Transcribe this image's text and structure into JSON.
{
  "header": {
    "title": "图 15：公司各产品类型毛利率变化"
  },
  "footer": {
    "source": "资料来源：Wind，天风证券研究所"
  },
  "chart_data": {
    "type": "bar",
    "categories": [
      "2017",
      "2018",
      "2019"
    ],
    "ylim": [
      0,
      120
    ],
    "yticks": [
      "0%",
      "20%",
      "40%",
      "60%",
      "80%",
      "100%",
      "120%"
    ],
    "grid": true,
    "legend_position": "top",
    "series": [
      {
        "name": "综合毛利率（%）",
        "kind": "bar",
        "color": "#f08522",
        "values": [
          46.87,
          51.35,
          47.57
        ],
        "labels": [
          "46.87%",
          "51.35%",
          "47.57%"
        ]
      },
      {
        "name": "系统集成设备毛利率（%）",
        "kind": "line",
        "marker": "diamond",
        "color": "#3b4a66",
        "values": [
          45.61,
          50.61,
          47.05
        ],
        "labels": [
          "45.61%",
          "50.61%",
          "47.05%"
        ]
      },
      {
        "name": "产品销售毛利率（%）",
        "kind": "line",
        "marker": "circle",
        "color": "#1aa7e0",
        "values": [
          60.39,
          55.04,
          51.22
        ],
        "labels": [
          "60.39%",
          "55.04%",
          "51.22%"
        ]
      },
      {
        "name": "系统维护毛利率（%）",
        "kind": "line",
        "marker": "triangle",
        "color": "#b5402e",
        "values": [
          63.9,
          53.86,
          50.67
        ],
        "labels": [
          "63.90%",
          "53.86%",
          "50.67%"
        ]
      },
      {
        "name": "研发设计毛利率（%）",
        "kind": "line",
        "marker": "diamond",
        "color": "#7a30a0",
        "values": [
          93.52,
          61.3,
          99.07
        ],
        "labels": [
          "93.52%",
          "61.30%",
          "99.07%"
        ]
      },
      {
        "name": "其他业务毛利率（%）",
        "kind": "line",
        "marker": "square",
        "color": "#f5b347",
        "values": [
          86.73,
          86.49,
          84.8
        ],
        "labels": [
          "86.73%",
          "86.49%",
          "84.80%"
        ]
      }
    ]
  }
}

- [Instructions for the task]
Your task is to pick out every line with the string "color" and copy it.

- [Answer]
        "color": "#f08522",
        "color": "#3b4a66",
        "color": "#1aa7e0",
        "color": "#b5402e",
        "color": "#7a30a0",
        "color": "#f5b347",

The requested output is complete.